▶ [REQUIRED WORK] Go through the listing and set it down exactly, leaving out its pictures.

▶ [DATA SUPPLIED]
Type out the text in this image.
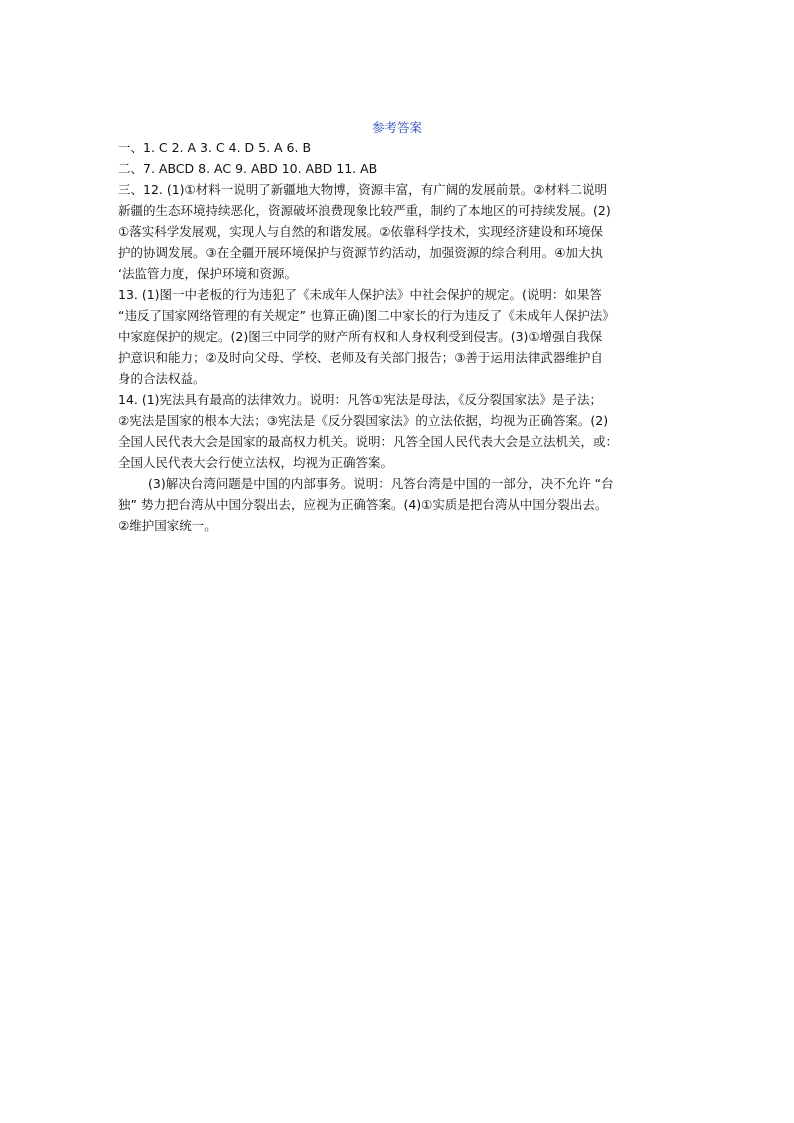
参考答案
一、1. C 2. A 3. C 4. D 5. A 6. B
二、7. ABCD 8. AC 9. ABD 10. ABD 11. AB
三、12. (1)①材料一说明了新疆地大物博，资源丰富，有广阔的发展前景。②材料二说明
新疆的生态环境持续恶化，资源破坏浪费现象比较严重，制约了本地区的可持续发展。(2)
①落实科学发展观，实现人与自然的和谐发展。②依靠科学技术，实现经济建设和环境保
护的协调发展。③在全疆开展环境保护与资源节约活动，加强资源的综合利用。④加大执
‘法监管力度，保护环境和资源。
13. (1)图一中老板的行为违犯了《未成年人保护法》中社会保护的规定。(说明：如果答
“违反了国家网络管理的有关规定” 也算正确)图二中家长的行为违反了《未成年人保护法》
中家庭保护的规定。(2)图三中同学的财产所有权和人身权利受到侵害。(3)①增强自我保
护意识和能力；②及时向父母、学校、老师及有关部门报告；③善于运用法律武器维护自
身的合法权益。
14. (1)宪法具有最高的法律效力。说明：凡答①宪法是母法，《反分裂国家法》是子法；
②宪法是国家的根本大法；③宪法是《反分裂国家法》的立法依据，均视为正确答案。(2)
全国人民代表大会是国家的最高权力机关。说明：凡答全国人民代表大会是立法机关，或：
全国人民代表大会行使立法权，均视为正确答案。
(3)解决台湾问题是中国的内部事务。说明：凡答台湾是中国的一部分，决不允许 “台
独” 势力把台湾从中国分裂出去，应视为正确答案。(4)①实质是把台湾从中国分裂出去。
②维护国家统一。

▶ [CORRECT RESULT]
Type out the text in this image.
参考答案
一、1. C 2. A 3. C 4. D 5. A 6. B
二、7. ABCD 8. AC 9. ABD 10. ABD 11. AB
三、12. (1)①材料一说明了新疆地大物博，资源丰富，有广阔的发展前景。②材料二说明
新疆的生态环境持续恶化，资源破坏浪费现象比较严重，制约了本地区的可持续发展。(2)
①落实科学发展观，实现人与自然的和谐发展。②依靠科学技术，实现经济建设和环境保
护的协调发展。③在全疆开展环境保护与资源节约活动，加强资源的综合利用。④加大执
‘法监管力度，保护环境和资源。
13. (1)图一中老板的行为违犯了《未成年人保护法》中社会保护的规定。(说明：如果答
“违反了国家网络管理的有关规定” 也算正确)图二中家长的行为违反了《未成年人保护法》
中家庭保护的规定。(2)图三中同学的财产所有权和人身权利受到侵害。(3)①增强自我保
护意识和能力；②及时向父母、学校、老师及有关部门报告；③善于运用法律武器维护自
身的合法权益。
14. (1)宪法具有最高的法律效力。说明：凡答①宪法是母法，《反分裂国家法》是子法；
②宪法是国家的根本大法；③宪法是《反分裂国家法》的立法依据，均视为正确答案。(2)
全国人民代表大会是国家的最高权力机关。说明：凡答全国人民代表大会是立法机关，或：
全国人民代表大会行使立法权，均视为正确答案。
(3)解决台湾问题是中国的内部事务。说明：凡答台湾是中国的一部分，决不允许 “台
独” 势力把台湾从中国分裂出去，应视为正确答案。(4)①实质是把台湾从中国分裂出去。
②维护国家统一。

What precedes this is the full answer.